┏━━

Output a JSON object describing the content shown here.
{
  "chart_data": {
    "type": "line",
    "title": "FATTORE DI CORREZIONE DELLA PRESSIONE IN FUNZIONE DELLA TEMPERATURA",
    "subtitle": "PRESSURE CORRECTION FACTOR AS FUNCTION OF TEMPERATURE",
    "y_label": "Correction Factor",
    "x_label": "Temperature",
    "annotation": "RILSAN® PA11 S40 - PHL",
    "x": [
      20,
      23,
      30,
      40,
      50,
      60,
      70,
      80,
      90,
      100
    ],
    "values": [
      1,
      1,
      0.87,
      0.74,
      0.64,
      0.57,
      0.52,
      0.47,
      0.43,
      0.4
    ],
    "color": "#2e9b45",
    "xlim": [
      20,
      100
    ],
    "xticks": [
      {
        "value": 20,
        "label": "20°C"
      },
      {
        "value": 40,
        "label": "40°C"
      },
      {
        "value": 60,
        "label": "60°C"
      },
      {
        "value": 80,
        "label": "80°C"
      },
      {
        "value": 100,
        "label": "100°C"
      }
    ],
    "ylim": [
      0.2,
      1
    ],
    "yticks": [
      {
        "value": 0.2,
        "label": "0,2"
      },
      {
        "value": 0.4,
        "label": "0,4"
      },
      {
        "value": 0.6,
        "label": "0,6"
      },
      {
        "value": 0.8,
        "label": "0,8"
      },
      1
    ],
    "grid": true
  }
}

┗━━

● **TASK REQUIREMENTS**
Every entry needs to be retyped exactly.

● **EXERCISE RESPONSE**
Output a JSON object describing the content shown here.
{
  "chart_data": {
    "type": "line",
    "title": "FATTORE DI CORREZIONE DELLA PRESSIONE IN FUNZIONE DELLA TEMPERATURA",
    "subtitle": "PRESSURE CORRECTION FACTOR AS FUNCTION OF TEMPERATURE",
    "y_label": "Correction Factor",
    "x_label": "Temperature",
    "annotation": "RILSAN® PA11 S40 - PHL",
    "x": [
      20,
      23,
      30,
      40,
      50,
      60,
      70,
      80,
      90,
      100
    ],
    "values": [
      1,
      1,
      0.87,
      0.74,
      0.64,
      0.57,
      0.52,
      0.47,
      0.43,
      0.4
    ],
    "color": "#2e9b45",
    "xlim": [
      20,
      100
    ],
    "xticks": [
      {
        "value": 20,
        "label": "20°C"
      },
      {
        "value": 40,
        "label": "40°C"
      },
      {
        "value": 60,
        "label": "60°C"
      },
      {
        "value": 80,
        "label": "80°C"
      },
      {
        "value": 100,
        "label": "100°C"
      }
    ],
    "ylim": [
      0.2,
      1
    ],
    "yticks": [
      {
        "value": 0.2,
        "label": "0,2"
      },
      {
        "value": 0.4,
        "label": "0,4"
      },
      {
        "value": 0.6,
        "label": "0,6"
      },
      {
        "value": 0.8,
        "label": "0,8"
      },
      1
    ],
    "grid": true
  }
}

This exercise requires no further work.